◆ **Set task**: Retype the whole listing below, character for character.

◆ **Dataset records**:

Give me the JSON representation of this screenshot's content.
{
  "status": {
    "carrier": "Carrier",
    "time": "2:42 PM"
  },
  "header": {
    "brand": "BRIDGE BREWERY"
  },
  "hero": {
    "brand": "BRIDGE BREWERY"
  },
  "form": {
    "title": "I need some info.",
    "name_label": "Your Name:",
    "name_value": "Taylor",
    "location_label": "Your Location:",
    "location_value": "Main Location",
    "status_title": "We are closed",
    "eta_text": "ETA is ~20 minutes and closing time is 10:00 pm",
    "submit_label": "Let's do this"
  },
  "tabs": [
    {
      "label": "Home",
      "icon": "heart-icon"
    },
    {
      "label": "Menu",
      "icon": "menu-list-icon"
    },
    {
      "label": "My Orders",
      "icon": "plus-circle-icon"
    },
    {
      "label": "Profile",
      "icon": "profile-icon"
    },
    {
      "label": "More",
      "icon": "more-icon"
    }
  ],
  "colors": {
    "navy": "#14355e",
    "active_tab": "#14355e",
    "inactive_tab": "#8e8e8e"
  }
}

◆ **Exercise output**:
Give me the JSON representation of this screenshot's content.
{
  "status": {
    "carrier": "Carrier",
    "time": "2:42 PM"
  },
  "header": {
    "brand": "BRIDGE BREWERY"
  },
  "hero": {
    "brand": "BRIDGE BREWERY"
  },
  "form": {
    "title": "I need some info.",
    "name_label": "Your Name:",
    "name_value": "Taylor",
    "location_label": "Your Location:",
    "location_value": "Main Location",
    "status_title": "We are closed",
    "eta_text": "ETA is ~20 minutes and closing time is 10:00 pm",
    "submit_label": "Let's do this"
  },
  "tabs": [
    {
      "label": "Home",
      "icon": "heart-icon"
    },
    {
      "label": "Menu",
      "icon": "menu-list-icon"
    },
    {
      "label": "My Orders",
      "icon": "plus-circle-icon"
    },
    {
      "label": "Profile",
      "icon": "profile-icon"
    },
    {
      "label": "More",
      "icon": "more-icon"
    }
  ],
  "colors": {
    "navy": "#14355e",
    "active_tab": "#14355e",
    "inactive_tab": "#8e8e8e"
  }
}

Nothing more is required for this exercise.